▶ _What to do_
Gather each line of the entries below that includes "Wense".

-------- Given entries

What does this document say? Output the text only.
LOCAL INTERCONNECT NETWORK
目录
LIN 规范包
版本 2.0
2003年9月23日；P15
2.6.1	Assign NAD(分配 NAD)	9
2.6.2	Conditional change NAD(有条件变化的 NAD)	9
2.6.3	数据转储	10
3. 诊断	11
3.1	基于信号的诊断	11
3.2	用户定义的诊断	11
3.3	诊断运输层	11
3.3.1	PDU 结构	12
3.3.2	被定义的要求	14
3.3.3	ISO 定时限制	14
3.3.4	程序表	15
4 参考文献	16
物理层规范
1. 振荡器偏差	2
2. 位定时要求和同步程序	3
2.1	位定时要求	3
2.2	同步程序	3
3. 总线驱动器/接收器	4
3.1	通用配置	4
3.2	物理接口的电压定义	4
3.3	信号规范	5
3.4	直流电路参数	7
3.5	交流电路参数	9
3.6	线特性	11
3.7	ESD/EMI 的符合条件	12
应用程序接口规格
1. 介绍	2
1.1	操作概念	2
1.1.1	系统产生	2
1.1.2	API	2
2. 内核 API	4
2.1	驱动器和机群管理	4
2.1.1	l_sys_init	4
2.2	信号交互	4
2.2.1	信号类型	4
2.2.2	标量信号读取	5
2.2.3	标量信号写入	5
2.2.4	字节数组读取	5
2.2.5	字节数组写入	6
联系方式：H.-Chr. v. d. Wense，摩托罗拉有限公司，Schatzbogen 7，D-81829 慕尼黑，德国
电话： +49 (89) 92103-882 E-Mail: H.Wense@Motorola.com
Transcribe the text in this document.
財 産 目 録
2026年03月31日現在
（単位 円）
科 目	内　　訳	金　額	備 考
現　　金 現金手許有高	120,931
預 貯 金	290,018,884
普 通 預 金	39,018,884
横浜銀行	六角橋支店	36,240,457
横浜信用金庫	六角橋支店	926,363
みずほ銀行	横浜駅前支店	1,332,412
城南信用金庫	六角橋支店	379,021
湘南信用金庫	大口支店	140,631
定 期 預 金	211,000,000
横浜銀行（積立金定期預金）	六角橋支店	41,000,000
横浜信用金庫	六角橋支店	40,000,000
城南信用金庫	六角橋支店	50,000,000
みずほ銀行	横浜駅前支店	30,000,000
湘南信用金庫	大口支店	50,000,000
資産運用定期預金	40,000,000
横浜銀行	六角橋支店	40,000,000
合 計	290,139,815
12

----------------

▶ _Correct response_
联系方式：H.-Chr. v. d. Wense，摩托罗拉有限公司，Schatzbogen 7，D-81829 慕尼黑，德国
电话： +49 (89) 92103-882 E-Mail: H.Wense@Motorola.com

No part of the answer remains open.